DO THIS: Quote the listing in full, exactly as given, minus any pictures.

RECORDS SUPPLIED:
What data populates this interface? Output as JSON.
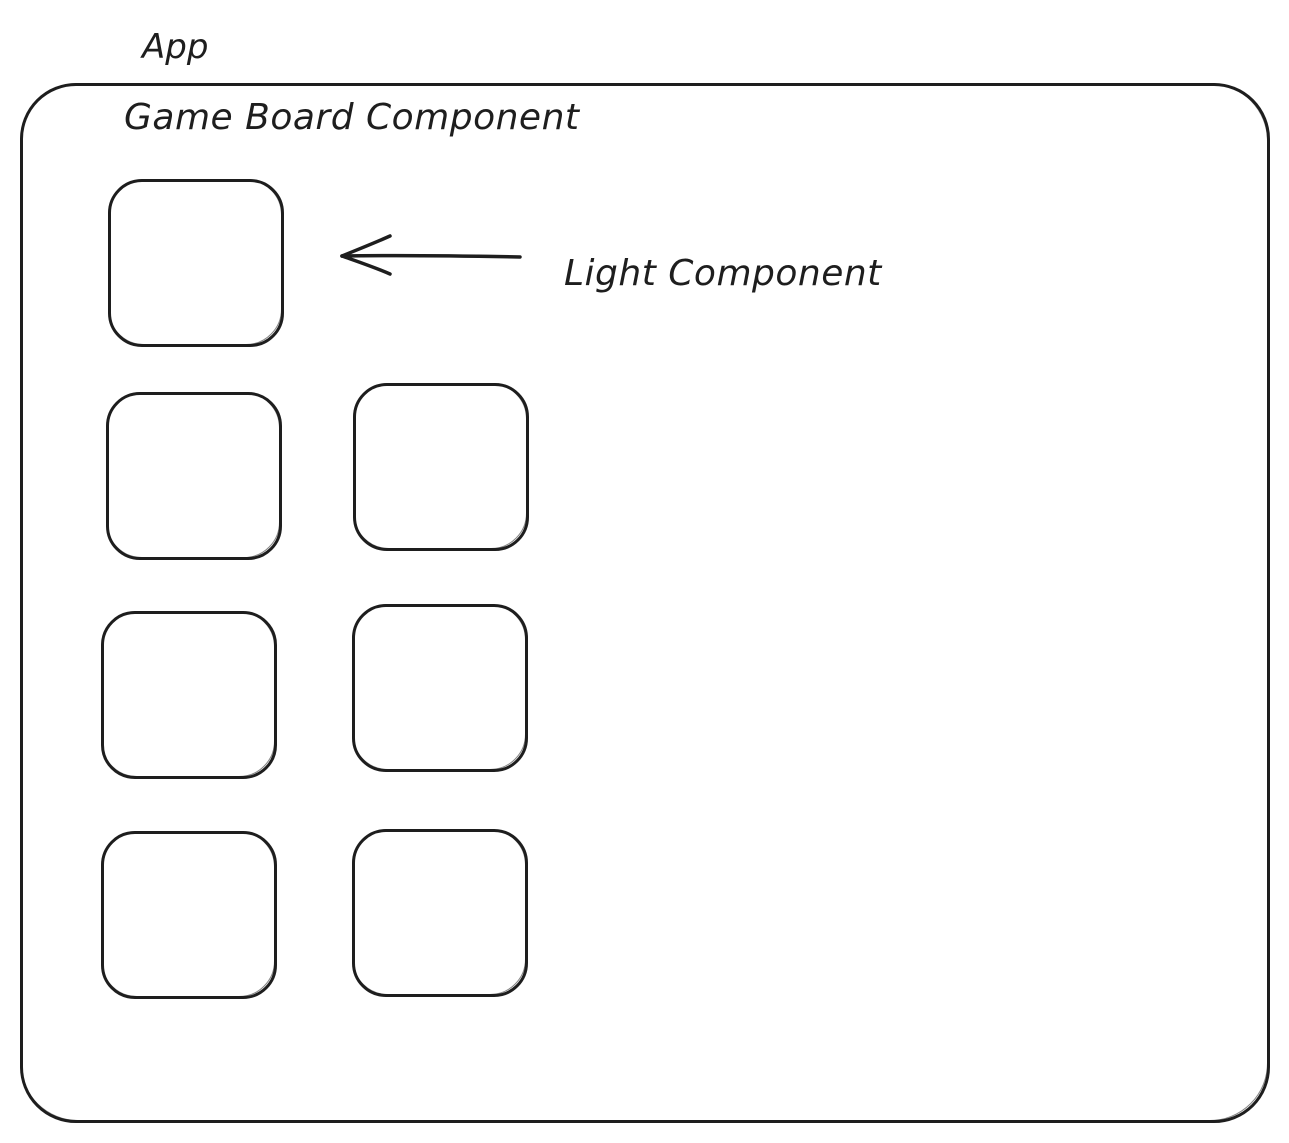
{
  "diagram": {
    "app_label": "App",
    "board_label": "Game Board Component",
    "light_label": "Light Component",
    "stroke_color": "#1e1e1e",
    "background_color": "#ffffff",
    "light_count": 7,
    "arrow_icon": "left-arrow-icon"
  }
}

TASK OUTPUT:
What data populates this interface? Output as JSON.
{
  "diagram": {
    "app_label": "App",
    "board_label": "Game Board Component",
    "light_label": "Light Component",
    "stroke_color": "#1e1e1e",
    "background_color": "#ffffff",
    "light_count": 7,
    "arrow_icon": "left-arrow-icon"
  }
}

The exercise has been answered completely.